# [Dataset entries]
((
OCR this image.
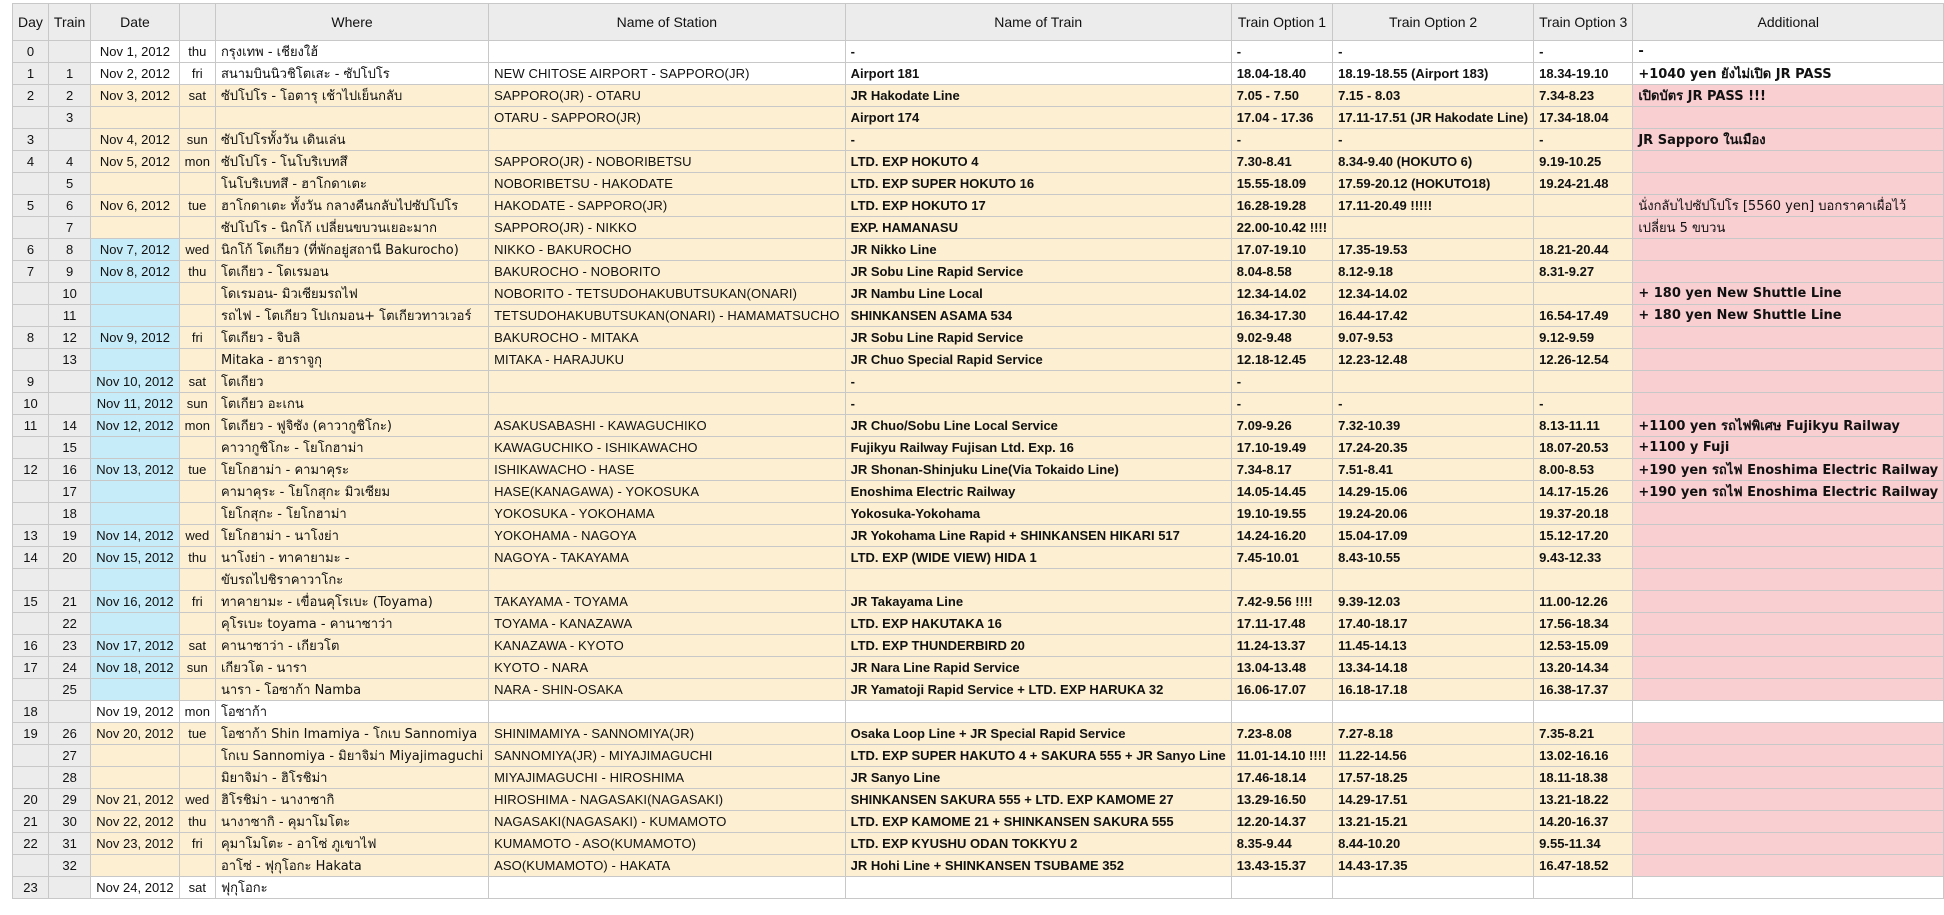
Day	Train	Date		Where	Name of Station	Name of Train	Train Option 1	Train Option 2	Train Option 3	Additional
0		Nov 1, 2012	thu	กรุงเทพ - เชียงใฮ้		-	-	-	-	-
1	1	Nov 2, 2012	fri	สนามบินนิวชิโตเสะ - ซัปโปโร	NEW CHITOSE AIRPORT - SAPPORO(JR)	Airport 181	18.04-18.40	18.19-18.55 (Airport 183)	18.34-19.10	+1040 yen ยังไม่เปิด JR PASS
2	2	Nov 3, 2012	sat	ซัปโปโร - โอตารุ เช้าไปเย็นกลับ	SAPPORO(JR) - OTARU	JR Hakodate Line	7.05 - 7.50	7.15 - 8.03	7.34-8.23	เปิดบัตร JR PASS !!!
	3				OTARU - SAPPORO(JR)	Airport 174	17.04 - 17.36	17.11-17.51 (JR Hakodate Line)	17.34-18.04	
3		Nov 4, 2012	sun	ซัปโปโรทั้งวัน เดินเล่น		-	-	-	-	JR Sapporo ในเมือง
4	4	Nov 5, 2012	mon	ซัปโปโร - โนโบริเบทสึ	SAPPORO(JR) - NOBORIBETSU	LTD. EXP HOKUTO 4	7.30-8.41	8.34-9.40 (HOKUTO 6)	9.19-10.25	
	5			โนโบริเบทสึ - ฮาโกดาเตะ	NOBORIBETSU - HAKODATE	LTD. EXP SUPER HOKUTO 16	15.55-18.09	17.59-20.12 (HOKUTO18)	19.24-21.48	
5	6	Nov 6, 2012	tue	ฮาโกดาเตะ ทั้งวัน กลางคืนกลับไปซัปโปโร	HAKODATE - SAPPORO(JR)	LTD. EXP HOKUTO 17	16.28-19.28	17.11-20.49 !!!!!		นั่งกลับไปซัปโปโร [5560 yen] บอกราคาเผื่อไว้
	7			ซัปโปโร - นิกโก้ เปลี่ยนขบวนเยอะมาก	SAPPORO(JR) - NIKKO	EXP. HAMANASU	22.00-10.42 !!!!			เปลี่ยน 5 ขบวน
6	8	Nov 7, 2012	wed	นิกโก้ โตเกียว (ที่พักอยู่สถานี Bakurocho)	NIKKO - BAKUROCHO	JR Nikko Line	17.07-19.10	17.35-19.53	18.21-20.44	
7	9	Nov 8, 2012	thu	โตเกียว - โดเรมอน	BAKUROCHO - NOBORITO	JR Sobu Line Rapid Service	8.04-8.58	8.12-9.18	8.31-9.27	
	10			โดเรมอน- มิวเซียมรถไฟ	NOBORITO - TETSUDOHAKUBUTSUKAN(ONARI)	JR Nambu Line Local	12.34-14.02	12.34-14.02		+ 180 yen New Shuttle Line
	11			รถไฟ - โตเกียว โปเกมอน+ โตเกียวทาวเวอร์	TETSUDOHAKUBUTSUKAN(ONARI) - HAMAMATSUCHO	SHINKANSEN ASAMA 534	16.34-17.30	16.44-17.42	16.54-17.49	+ 180 yen New Shuttle Line
8	12	Nov 9, 2012	fri	โตเกียว - จิบลิ	BAKUROCHO - MITAKA	JR Sobu Line Rapid Service	9.02-9.48	9.07-9.53	9.12-9.59	
	13			Mitaka - ฮาราจูกุ	MITAKA - HARAJUKU	JR Chuo Special Rapid Service	12.18-12.45	12.23-12.48	12.26-12.54	
9		Nov 10, 2012	sat	โตเกียว		-	-			
10		Nov 11, 2012	sun	โตเกียว อะเกน		-	-	-	-	
11	14	Nov 12, 2012	mon	โตเกียว - ฟูจิซัง (คาวากูชิโกะ)	ASAKUSABASHI - KAWAGUCHIKO	JR Chuo/Sobu Line Local Service	7.09-9.26	7.32-10.39	8.13-11.11	+1100 yen รถไฟพิเศษ Fujikyu Railway
	15			คาวากูชิโกะ - โยโกฮาม่า	KAWAGUCHIKO - ISHIKAWACHO	Fujikyu Railway Fujisan Ltd. Exp. 16	17.10-19.49	17.24-20.35	18.07-20.53	+1100 y Fuji
12	16	Nov 13, 2012	tue	โยโกฮาม่า - คามาคุระ	ISHIKAWACHO - HASE	JR Shonan-Shinjuku Line(Via Tokaido Line)	7.34-8.17	7.51-8.41	8.00-8.53	+190 yen รถไฟ Enoshima Electric Railway
	17			คามาคุระ - โยโกสุกะ มิวเซียม	HASE(KANAGAWA) - YOKOSUKA	Enoshima Electric Railway	14.05-14.45	14.29-15.06	14.17-15.26	+190 yen รถไฟ Enoshima Electric Railway
	18			โยโกสุกะ - โยโกฮาม่า	YOKOSUKA - YOKOHAMA	Yokosuka-Yokohama	19.10-19.55	19.24-20.06	19.37-20.18	
13	19	Nov 14, 2012	wed	โยโกฮาม่า - นาโงย่า	YOKOHAMA - NAGOYA	JR Yokohama Line Rapid + SHINKANSEN HIKARI 517	14.24-16.20	15.04-17.09	15.12-17.20	
14	20	Nov 15, 2012	thu	นาโงย่า - ทาคายามะ -	NAGOYA - TAKAYAMA	LTD. EXP (WIDE VIEW) HIDA 1	7.45-10.01	8.43-10.55	9.43-12.33	
				ขับรถไปชิราคาวาโกะ						
15	21	Nov 16, 2012	fri	ทาคายามะ - เขื่อนคุโรเบะ (Toyama)	TAKAYAMA - TOYAMA	JR Takayama Line	7.42-9.56 !!!!	9.39-12.03	11.00-12.26	
	22			คุโรเบะ toyama - คานาซาว่า	TOYAMA - KANAZAWA	LTD. EXP HAKUTAKA 16	17.11-17.48	17.40-18.17	17.56-18.34	
16	23	Nov 17, 2012	sat	คานาซาว่า - เกียวโต	KANAZAWA - KYOTO	LTD. EXP THUNDERBIRD 20	11.24-13.37	11.45-14.13	12.53-15.09	
17	24	Nov 18, 2012	sun	เกียวโต - นารา	KYOTO - NARA	JR Nara Line Rapid Service	13.04-13.48	13.34-14.18	13.20-14.34	
	25			นารา - โอซาก้า Namba	NARA - SHIN-OSAKA	JR Yamatoji Rapid Service + LTD. EXP HARUKA 32	16.06-17.07	16.18-17.18	16.38-17.37	
18		Nov 19, 2012	mon	โอซาก้า						
19	26	Nov 20, 2012	tue	โอซาก้า Shin Imamiya - โกเบ Sannomiya	SHINIMAMIYA - SANNOMIYA(JR)	Osaka Loop Line + JR Special Rapid Service	7.23-8.08	7.27-8.18	7.35-8.21	
	27			โกเบ Sannomiya - มิยาจิม่า Miyajimaguchi	SANNOMIYA(JR) - MIYAJIMAGUCHI	LTD. EXP SUPER HAKUTO 4 + SAKURA 555 + JR Sanyo Line	11.01-14.10 !!!!	11.22-14.56	13.02-16.16	
	28			มิยาจิม่า - ฮิโรชิม่า	MIYAJIMAGUCHI - HIROSHIMA	JR Sanyo Line	17.46-18.14	17.57-18.25	18.11-18.38	
20	29	Nov 21, 2012	wed	ฮิโรชิม่า - นางาซากิ	HIROSHIMA - NAGASAKI(NAGASAKI)	SHINKANSEN SAKURA 555 + LTD. EXP KAMOME 27	13.29-16.50	14.29-17.51	13.21-18.22	
21	30	Nov 22, 2012	thu	นางาซากิ - คุมาโมโตะ	NAGASAKI(NAGASAKI) - KUMAMOTO	LTD. EXP KAMOME 21 + SHINKANSEN SAKURA 555	12.20-14.37	13.21-15.21	14.20-16.37	
22	31	Nov 23, 2012	fri	คุมาโมโตะ - อาโซ่ ภูเขาไฟ	KUMAMOTO - ASO(KUMAMOTO)	LTD. EXP KYUSHU ODAN TOKKYU 2	8.35-9.44	8.44-10.20	9.55-11.34	
	32			อาโซ่ - ฟุกุโอกะ Hakata	ASO(KUMAMOTO) - HAKATA	JR Hohi Line + SHINKANSEN TSUBAME 352	13.43-15.37	14.43-17.35	16.47-18.52	
23		Nov 24, 2012	sat	ฟุกุโอกะ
))
# [DIRECTIVE]
Each line above that includes "YOKOHAMA" counts once; state the total and nothing more.

# [SOLUTION TO THIS TASK]
2